━━━ Material supplied

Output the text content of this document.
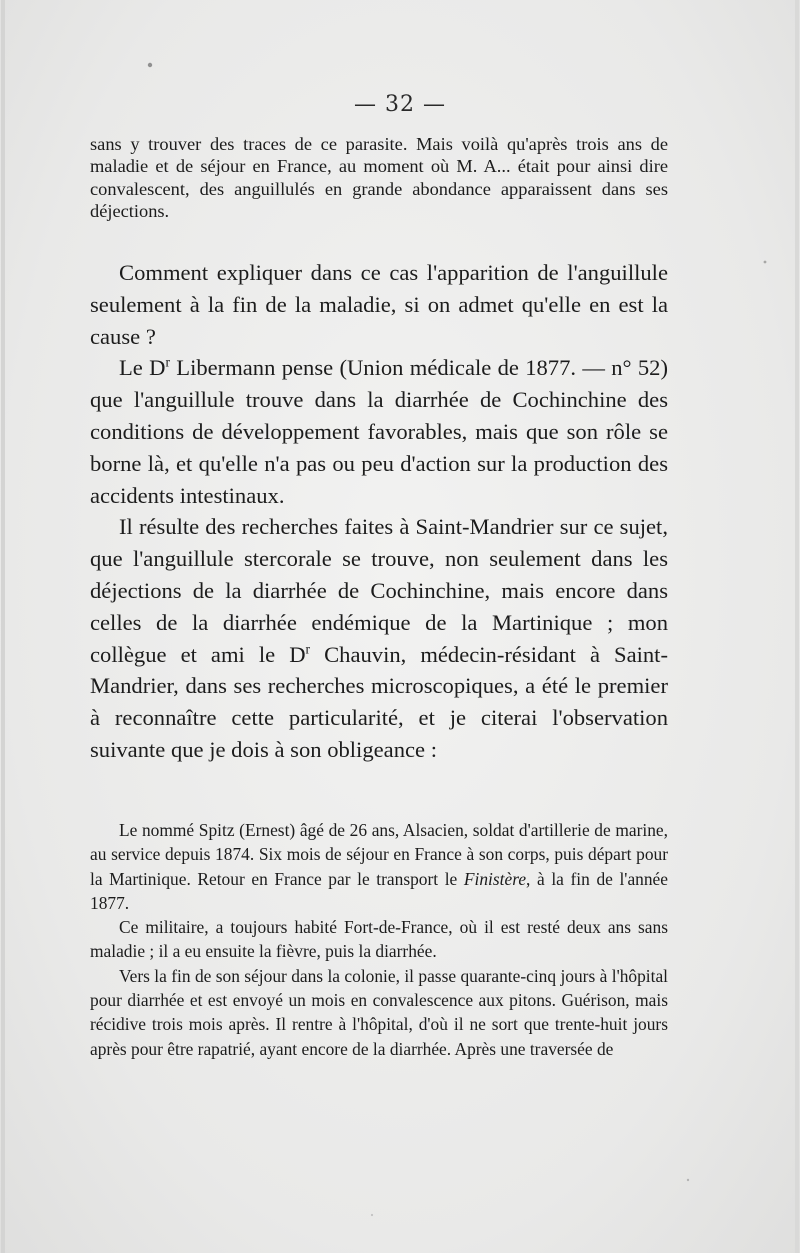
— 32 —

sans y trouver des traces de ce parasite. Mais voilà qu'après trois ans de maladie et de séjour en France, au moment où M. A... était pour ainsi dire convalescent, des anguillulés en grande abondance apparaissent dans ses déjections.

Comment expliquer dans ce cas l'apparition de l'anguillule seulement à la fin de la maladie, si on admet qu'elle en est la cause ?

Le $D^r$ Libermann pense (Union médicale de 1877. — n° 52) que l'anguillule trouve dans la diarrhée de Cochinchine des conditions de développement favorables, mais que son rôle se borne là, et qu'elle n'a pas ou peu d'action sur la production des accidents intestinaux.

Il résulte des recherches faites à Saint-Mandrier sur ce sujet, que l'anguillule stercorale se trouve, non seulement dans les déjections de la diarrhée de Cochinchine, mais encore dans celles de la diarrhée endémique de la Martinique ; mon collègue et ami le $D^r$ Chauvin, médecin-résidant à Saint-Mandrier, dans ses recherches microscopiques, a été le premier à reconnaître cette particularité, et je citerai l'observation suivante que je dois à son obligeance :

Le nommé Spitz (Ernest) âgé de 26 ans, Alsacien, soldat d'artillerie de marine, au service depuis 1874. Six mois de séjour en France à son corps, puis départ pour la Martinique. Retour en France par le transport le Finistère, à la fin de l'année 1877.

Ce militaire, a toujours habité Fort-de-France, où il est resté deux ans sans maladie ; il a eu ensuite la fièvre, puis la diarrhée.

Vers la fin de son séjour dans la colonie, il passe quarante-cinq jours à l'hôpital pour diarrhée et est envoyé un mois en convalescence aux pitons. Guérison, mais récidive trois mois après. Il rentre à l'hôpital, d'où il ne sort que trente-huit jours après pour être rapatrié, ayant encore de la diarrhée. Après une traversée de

━━━━━━
━━━ Material supplied

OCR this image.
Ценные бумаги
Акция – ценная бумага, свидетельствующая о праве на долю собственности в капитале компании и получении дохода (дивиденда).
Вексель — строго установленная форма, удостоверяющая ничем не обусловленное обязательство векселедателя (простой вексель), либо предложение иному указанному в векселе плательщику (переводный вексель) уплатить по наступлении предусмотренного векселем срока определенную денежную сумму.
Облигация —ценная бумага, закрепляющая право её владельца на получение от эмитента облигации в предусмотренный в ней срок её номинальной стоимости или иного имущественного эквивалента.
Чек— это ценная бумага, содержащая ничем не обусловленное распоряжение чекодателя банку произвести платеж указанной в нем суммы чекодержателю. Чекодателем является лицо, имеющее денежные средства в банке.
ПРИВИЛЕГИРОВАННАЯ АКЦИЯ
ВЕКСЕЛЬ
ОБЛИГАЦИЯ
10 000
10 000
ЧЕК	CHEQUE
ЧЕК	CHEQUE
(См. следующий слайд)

━━━━━━
━━━ Material supplied

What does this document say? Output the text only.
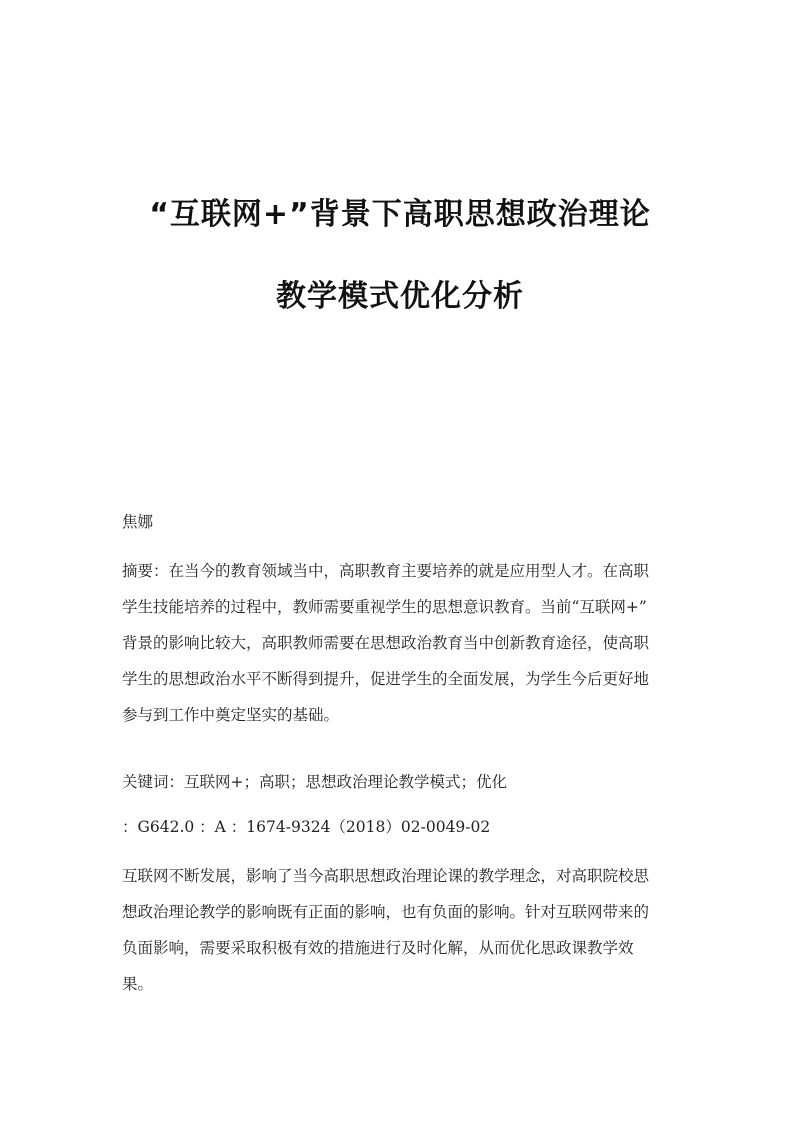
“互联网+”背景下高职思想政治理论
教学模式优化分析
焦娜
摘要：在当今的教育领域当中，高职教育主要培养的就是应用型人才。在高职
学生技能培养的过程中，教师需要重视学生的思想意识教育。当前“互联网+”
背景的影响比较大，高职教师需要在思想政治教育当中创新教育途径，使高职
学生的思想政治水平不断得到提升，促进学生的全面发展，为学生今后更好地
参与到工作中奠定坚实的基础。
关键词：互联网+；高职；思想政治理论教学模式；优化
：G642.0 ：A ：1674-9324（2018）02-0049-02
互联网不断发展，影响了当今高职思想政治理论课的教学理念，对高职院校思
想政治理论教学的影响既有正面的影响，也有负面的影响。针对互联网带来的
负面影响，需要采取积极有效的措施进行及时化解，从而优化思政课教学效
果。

━━━━━━

Your goal » Only lines with the string "Output" belong in your answer; copy each one.

Expected answer »
Output the text content of this document.
What does this document say? Output the text only.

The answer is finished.